- **WHAT THE TASK ASKS**:
Filter the records, keeping every line that has the string "EHEC".

- **LISTED ENTRIES**:
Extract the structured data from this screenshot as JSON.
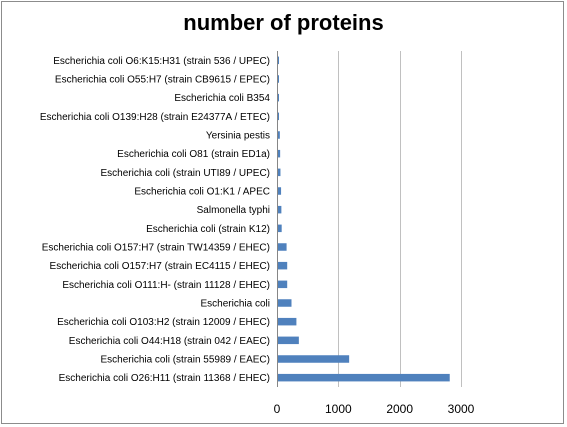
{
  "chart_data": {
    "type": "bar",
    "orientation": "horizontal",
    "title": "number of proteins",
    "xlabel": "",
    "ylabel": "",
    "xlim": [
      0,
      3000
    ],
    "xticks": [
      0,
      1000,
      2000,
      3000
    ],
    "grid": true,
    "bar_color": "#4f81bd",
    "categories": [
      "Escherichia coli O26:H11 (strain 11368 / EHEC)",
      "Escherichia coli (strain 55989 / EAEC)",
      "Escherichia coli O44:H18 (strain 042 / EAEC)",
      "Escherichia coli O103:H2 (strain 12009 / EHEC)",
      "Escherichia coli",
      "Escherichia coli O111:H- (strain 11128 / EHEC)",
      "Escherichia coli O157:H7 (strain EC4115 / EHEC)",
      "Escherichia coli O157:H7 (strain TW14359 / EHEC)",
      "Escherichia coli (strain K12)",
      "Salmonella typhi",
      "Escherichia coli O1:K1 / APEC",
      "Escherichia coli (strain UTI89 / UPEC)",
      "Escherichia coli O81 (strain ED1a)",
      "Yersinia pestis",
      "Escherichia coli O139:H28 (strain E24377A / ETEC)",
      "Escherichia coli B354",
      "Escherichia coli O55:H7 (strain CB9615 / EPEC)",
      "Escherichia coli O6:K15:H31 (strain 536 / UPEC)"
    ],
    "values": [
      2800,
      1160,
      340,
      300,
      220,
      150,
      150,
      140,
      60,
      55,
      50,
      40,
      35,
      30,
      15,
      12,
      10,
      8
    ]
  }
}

- **EXPECTED ANSWER**:
      "Escherichia coli O26:H11 (strain 11368 / EHEC)",
      "Escherichia coli O103:H2 (strain 12009 / EHEC)",
      "Escherichia coli O111:H- (strain 11128 / EHEC)",
      "Escherichia coli O157:H7 (strain EC4115 / EHEC)",
      "Escherichia coli O157:H7 (strain TW14359 / EHEC)",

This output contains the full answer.